→ **What the task asks**:
Below is a listing to transcribe in full and exactly; keep the pictures out.

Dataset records
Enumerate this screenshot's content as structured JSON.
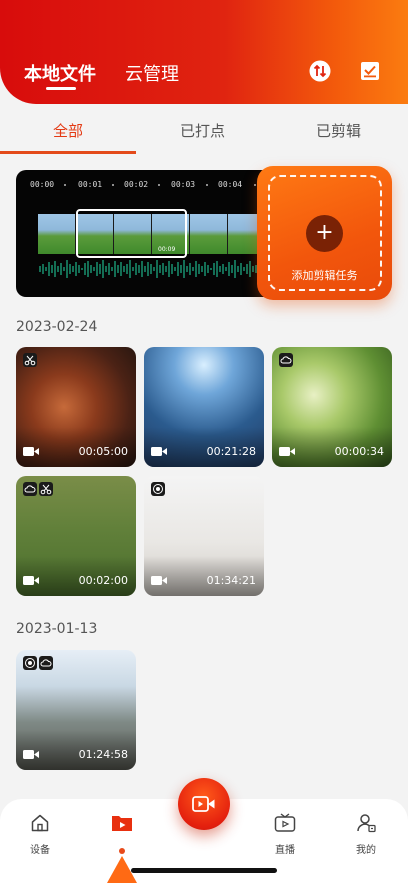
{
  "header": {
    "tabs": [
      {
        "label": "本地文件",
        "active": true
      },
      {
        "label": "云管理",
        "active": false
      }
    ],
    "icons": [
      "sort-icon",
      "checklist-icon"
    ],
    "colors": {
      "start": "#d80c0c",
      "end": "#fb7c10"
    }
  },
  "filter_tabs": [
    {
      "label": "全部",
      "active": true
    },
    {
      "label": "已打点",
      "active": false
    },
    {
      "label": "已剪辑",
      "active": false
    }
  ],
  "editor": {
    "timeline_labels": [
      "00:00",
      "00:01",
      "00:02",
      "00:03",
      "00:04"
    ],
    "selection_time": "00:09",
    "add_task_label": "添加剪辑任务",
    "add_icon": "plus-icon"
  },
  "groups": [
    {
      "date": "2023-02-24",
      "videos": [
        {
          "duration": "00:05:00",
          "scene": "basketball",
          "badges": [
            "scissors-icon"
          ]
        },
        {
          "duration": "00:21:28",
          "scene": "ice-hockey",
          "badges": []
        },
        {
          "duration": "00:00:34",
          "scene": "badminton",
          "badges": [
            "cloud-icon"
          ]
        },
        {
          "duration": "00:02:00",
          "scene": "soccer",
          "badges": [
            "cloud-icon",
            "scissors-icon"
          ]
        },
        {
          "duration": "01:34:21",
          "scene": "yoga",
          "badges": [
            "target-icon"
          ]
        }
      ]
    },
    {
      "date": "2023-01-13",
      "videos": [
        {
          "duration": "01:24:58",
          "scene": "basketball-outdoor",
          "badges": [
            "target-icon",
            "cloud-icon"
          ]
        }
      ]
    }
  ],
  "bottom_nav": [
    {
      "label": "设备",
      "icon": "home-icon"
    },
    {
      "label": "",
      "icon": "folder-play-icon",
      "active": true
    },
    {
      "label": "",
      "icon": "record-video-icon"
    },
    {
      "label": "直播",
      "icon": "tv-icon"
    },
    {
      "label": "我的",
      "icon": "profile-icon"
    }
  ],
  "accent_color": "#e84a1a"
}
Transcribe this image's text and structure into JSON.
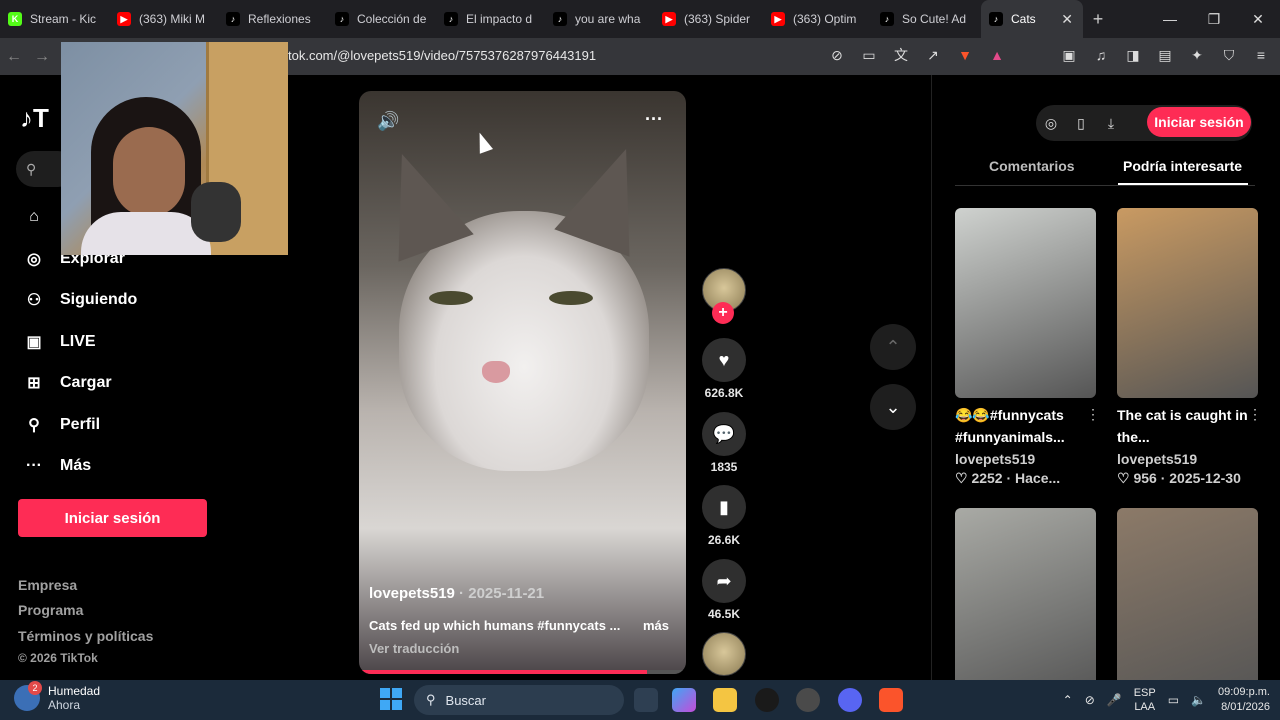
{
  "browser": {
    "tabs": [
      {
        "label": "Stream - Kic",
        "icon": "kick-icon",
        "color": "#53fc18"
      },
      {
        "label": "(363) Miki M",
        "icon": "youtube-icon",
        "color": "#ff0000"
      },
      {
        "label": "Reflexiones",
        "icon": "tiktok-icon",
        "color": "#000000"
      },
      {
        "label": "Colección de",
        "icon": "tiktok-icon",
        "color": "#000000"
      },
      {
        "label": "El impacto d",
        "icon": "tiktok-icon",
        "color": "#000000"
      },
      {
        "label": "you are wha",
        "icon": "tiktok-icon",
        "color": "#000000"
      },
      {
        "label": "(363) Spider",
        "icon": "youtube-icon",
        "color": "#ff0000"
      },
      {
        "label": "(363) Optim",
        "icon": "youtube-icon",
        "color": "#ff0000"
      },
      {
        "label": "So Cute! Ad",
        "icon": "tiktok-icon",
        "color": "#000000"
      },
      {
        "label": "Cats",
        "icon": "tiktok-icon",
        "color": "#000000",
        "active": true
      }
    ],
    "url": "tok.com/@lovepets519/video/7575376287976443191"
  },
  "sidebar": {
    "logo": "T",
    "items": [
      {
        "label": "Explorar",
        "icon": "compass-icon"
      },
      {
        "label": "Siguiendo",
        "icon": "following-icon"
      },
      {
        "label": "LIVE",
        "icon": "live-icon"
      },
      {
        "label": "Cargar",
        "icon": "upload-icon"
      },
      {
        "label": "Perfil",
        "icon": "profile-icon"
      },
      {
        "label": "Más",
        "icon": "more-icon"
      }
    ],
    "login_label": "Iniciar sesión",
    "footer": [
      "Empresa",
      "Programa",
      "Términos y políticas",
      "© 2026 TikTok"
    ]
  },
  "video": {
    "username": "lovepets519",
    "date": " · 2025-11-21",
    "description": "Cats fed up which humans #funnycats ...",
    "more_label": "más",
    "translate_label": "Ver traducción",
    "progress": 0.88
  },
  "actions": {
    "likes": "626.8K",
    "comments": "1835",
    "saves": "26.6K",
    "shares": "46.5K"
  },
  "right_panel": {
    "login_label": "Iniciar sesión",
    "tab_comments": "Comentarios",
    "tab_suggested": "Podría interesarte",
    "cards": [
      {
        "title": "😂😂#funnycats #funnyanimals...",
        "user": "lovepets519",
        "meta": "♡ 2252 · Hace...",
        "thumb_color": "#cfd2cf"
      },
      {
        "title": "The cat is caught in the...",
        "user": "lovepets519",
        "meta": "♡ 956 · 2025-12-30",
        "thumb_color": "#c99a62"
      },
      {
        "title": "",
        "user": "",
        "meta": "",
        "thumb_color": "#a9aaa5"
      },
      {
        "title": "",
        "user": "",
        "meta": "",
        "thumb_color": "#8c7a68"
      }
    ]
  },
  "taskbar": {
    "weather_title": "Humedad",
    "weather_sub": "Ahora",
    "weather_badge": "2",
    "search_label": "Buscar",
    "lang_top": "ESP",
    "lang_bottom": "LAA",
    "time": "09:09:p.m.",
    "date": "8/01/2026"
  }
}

→ **Response below**:
Enumerate this screenshot's content as structured JSON.
{
  "header": {
    "tabs": [
      {
        "label": "本地文件",
        "active": true
      },
      {
        "label": "云管理",
        "active": false
      }
    ],
    "icons": [
      "sort-icon",
      "checklist-icon"
    ],
    "colors": {
      "start": "#d80c0c",
      "end": "#fb7c10"
    }
  },
  "filter_tabs": [
    {
      "label": "全部",
      "active": true
    },
    {
      "label": "已打点",
      "active": false
    },
    {
      "label": "已剪辑",
      "active": false
    }
  ],
  "editor": {
    "timeline_labels": [
      "00:00",
      "00:01",
      "00:02",
      "00:03",
      "00:04"
    ],
    "selection_time": "00:09",
    "add_task_label": "添加剪辑任务",
    "add_icon": "plus-icon"
  },
  "groups": [
    {
      "date": "2023-02-24",
      "videos": [
        {
          "duration": "00:05:00",
          "scene": "basketball",
          "badges": [
            "scissors-icon"
          ]
        },
        {
          "duration": "00:21:28",
          "scene": "ice-hockey",
          "badges": []
        },
        {
          "duration": "00:00:34",
          "scene": "badminton",
          "badges": [
            "cloud-icon"
          ]
        },
        {
          "duration": "00:02:00",
          "scene": "soccer",
          "badges": [
            "cloud-icon",
            "scissors-icon"
          ]
        },
        {
          "duration": "01:34:21",
          "scene": "yoga",
          "badges": [
            "target-icon"
          ]
        }
      ]
    },
    {
      "date": "2023-01-13",
      "videos": [
        {
          "duration": "01:24:58",
          "scene": "basketball-outdoor",
          "badges": [
            "target-icon",
            "cloud-icon"
          ]
        }
      ]
    }
  ],
  "bottom_nav": [
    {
      "label": "设备",
      "icon": "home-icon"
    },
    {
      "label": "",
      "icon": "folder-play-icon",
      "active": true
    },
    {
      "label": "",
      "icon": "record-video-icon"
    },
    {
      "label": "直播",
      "icon": "tv-icon"
    },
    {
      "label": "我的",
      "icon": "profile-icon"
    }
  ],
  "accent_color": "#e84a1a"
}
Transcribe this image's text and structure into JSON.
{
  "browser": {
    "tabs": [
      {
        "label": "Stream - Kic",
        "icon": "kick-icon",
        "color": "#53fc18"
      },
      {
        "label": "(363) Miki M",
        "icon": "youtube-icon",
        "color": "#ff0000"
      },
      {
        "label": "Reflexiones",
        "icon": "tiktok-icon",
        "color": "#000000"
      },
      {
        "label": "Colección de",
        "icon": "tiktok-icon",
        "color": "#000000"
      },
      {
        "label": "El impacto d",
        "icon": "tiktok-icon",
        "color": "#000000"
      },
      {
        "label": "you are wha",
        "icon": "tiktok-icon",
        "color": "#000000"
      },
      {
        "label": "(363) Spider",
        "icon": "youtube-icon",
        "color": "#ff0000"
      },
      {
        "label": "(363) Optim",
        "icon": "youtube-icon",
        "color": "#ff0000"
      },
      {
        "label": "So Cute! Ad",
        "icon": "tiktok-icon",
        "color": "#000000"
      },
      {
        "label": "Cats",
        "icon": "tiktok-icon",
        "color": "#000000",
        "active": true
      }
    ],
    "url": "tok.com/@lovepets519/video/7575376287976443191"
  },
  "sidebar": {
    "logo": "T",
    "items": [
      {
        "label": "Explorar",
        "icon": "compass-icon"
      },
      {
        "label": "Siguiendo",
        "icon": "following-icon"
      },
      {
        "label": "LIVE",
        "icon": "live-icon"
      },
      {
        "label": "Cargar",
        "icon": "upload-icon"
      },
      {
        "label": "Perfil",
        "icon": "profile-icon"
      },
      {
        "label": "Más",
        "icon": "more-icon"
      }
    ],
    "login_label": "Iniciar sesión",
    "footer": [
      "Empresa",
      "Programa",
      "Términos y políticas",
      "© 2026 TikTok"
    ]
  },
  "video": {
    "username": "lovepets519",
    "date": " · 2025-11-21",
    "description": "Cats fed up which humans #funnycats ...",
    "more_label": "más",
    "translate_label": "Ver traducción",
    "progress": 0.88
  },
  "actions": {
    "likes": "626.8K",
    "comments": "1835",
    "saves": "26.6K",
    "shares": "46.5K"
  },
  "right_panel": {
    "login_label": "Iniciar sesión",
    "tab_comments": "Comentarios",
    "tab_suggested": "Podría interesarte",
    "cards": [
      {
        "title": "😂😂#funnycats #funnyanimals...",
        "user": "lovepets519",
        "meta": "♡ 2252 · Hace...",
        "thumb_color": "#cfd2cf"
      },
      {
        "title": "The cat is caught in the...",
        "user": "lovepets519",
        "meta": "♡ 956 · 2025-12-30",
        "thumb_color": "#c99a62"
      },
      {
        "title": "",
        "user": "",
        "meta": "",
        "thumb_color": "#a9aaa5"
      },
      {
        "title": "",
        "user": "",
        "meta": "",
        "thumb_color": "#8c7a68"
      }
    ]
  },
  "taskbar": {
    "weather_title": "Humedad",
    "weather_sub": "Ahora",
    "weather_badge": "2",
    "search_label": "Buscar",
    "lang_top": "ESP",
    "lang_bottom": "LAA",
    "time": "09:09:p.m.",
    "date": "8/01/2026"
  }
}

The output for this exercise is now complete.